[Box annotation data]
※ ※ ※
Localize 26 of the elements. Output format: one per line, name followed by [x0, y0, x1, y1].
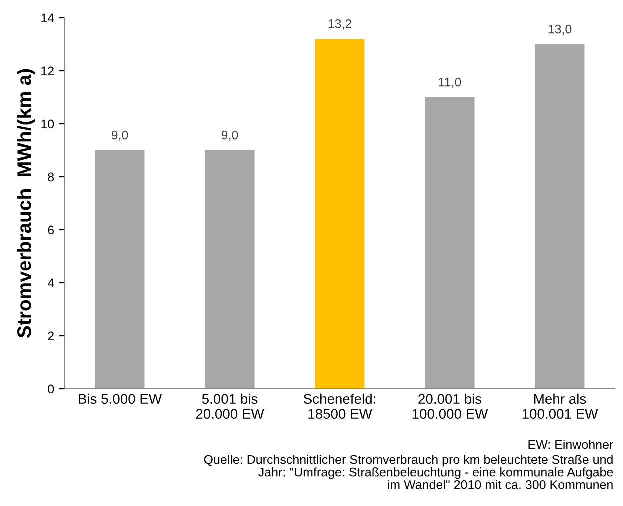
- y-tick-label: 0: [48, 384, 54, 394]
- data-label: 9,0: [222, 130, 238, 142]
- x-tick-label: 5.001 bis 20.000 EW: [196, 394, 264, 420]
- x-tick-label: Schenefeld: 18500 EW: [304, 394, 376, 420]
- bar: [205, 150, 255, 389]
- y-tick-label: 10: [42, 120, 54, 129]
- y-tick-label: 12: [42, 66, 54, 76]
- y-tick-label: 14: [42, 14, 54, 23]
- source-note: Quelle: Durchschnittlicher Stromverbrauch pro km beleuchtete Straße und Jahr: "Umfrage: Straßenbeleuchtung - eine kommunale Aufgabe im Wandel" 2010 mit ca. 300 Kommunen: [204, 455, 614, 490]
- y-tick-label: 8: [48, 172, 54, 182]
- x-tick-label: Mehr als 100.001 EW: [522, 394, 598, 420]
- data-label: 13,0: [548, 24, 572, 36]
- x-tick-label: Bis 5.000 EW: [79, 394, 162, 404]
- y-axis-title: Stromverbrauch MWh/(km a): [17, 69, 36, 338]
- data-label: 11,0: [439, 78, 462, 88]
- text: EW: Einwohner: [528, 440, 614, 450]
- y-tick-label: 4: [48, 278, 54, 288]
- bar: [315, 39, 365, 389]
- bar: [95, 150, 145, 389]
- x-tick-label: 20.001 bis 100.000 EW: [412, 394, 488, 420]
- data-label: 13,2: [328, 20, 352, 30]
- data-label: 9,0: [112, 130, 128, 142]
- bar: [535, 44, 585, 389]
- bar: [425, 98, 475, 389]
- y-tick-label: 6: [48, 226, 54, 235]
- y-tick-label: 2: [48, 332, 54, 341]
※ ※ ※
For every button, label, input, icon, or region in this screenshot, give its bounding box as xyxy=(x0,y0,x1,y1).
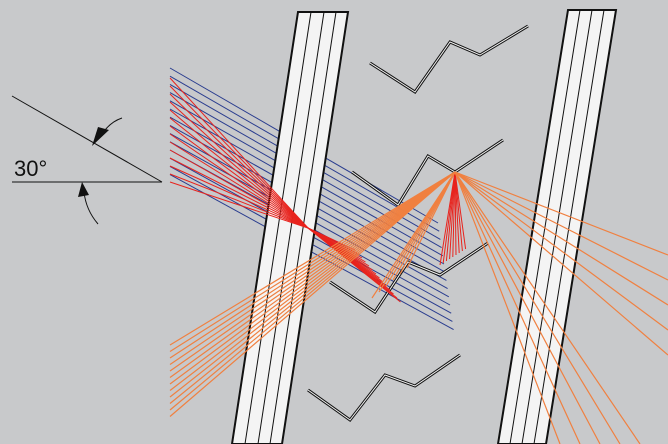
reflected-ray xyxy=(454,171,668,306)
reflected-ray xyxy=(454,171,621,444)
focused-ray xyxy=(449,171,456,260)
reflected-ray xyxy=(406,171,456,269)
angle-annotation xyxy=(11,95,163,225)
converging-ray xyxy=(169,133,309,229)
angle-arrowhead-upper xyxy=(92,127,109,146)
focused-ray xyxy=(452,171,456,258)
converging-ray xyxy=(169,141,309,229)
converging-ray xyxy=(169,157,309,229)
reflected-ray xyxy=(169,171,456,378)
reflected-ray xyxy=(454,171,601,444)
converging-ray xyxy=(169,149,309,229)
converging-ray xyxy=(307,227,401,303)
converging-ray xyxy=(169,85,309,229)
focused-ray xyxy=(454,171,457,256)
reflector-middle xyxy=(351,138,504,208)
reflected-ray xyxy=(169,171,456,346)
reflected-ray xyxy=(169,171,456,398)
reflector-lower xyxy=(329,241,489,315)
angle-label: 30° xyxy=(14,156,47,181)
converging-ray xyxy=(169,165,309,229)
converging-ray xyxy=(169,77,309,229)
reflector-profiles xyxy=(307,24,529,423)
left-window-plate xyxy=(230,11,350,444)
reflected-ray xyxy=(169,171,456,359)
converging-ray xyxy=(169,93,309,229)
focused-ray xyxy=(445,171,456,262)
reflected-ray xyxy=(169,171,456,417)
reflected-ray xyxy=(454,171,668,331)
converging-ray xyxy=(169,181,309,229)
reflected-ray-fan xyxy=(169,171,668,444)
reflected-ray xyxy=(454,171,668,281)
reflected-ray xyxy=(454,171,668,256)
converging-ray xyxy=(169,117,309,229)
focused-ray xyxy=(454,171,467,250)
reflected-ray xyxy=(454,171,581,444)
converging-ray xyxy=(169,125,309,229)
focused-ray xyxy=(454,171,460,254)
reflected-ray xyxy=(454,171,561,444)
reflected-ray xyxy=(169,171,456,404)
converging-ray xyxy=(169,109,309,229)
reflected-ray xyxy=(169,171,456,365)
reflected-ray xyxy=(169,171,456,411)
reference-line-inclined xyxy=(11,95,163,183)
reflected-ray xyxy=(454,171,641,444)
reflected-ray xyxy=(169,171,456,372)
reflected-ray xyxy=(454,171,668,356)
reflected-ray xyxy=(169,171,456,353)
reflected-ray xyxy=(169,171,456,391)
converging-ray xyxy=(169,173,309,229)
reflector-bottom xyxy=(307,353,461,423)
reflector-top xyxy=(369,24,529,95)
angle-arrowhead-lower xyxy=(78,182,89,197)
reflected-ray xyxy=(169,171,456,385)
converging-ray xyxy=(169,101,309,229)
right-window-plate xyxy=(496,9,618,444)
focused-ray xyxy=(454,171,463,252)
※ ※ ※
▶ _Aim_:
Starting at the line that contains "- y-tick-label: 0: [48, 384, 54, 394]" and stopping after the line that contains "- y-tick-label: 14: [42, 14, 54, 23]", change every "y-tick-label" in the data to "y-axis-tick". Return only those lines, with nothing else altered.

▶ _Output for this exercise_:
- y-axis-tick: 0: [48, 384, 54, 394]
- data-label: 9,0: [222, 130, 238, 142]
- x-tick-label: 5.001 bis 20.000 EW: [196, 394, 264, 420]
- x-tick-label: Schenefeld: 18500 EW: [304, 394, 376, 420]
- bar: [205, 150, 255, 389]
- y-axis-tick: 10: [42, 120, 54, 129]
- y-axis-tick: 12: [42, 66, 54, 76]
- y-axis-tick: 14: [42, 14, 54, 23]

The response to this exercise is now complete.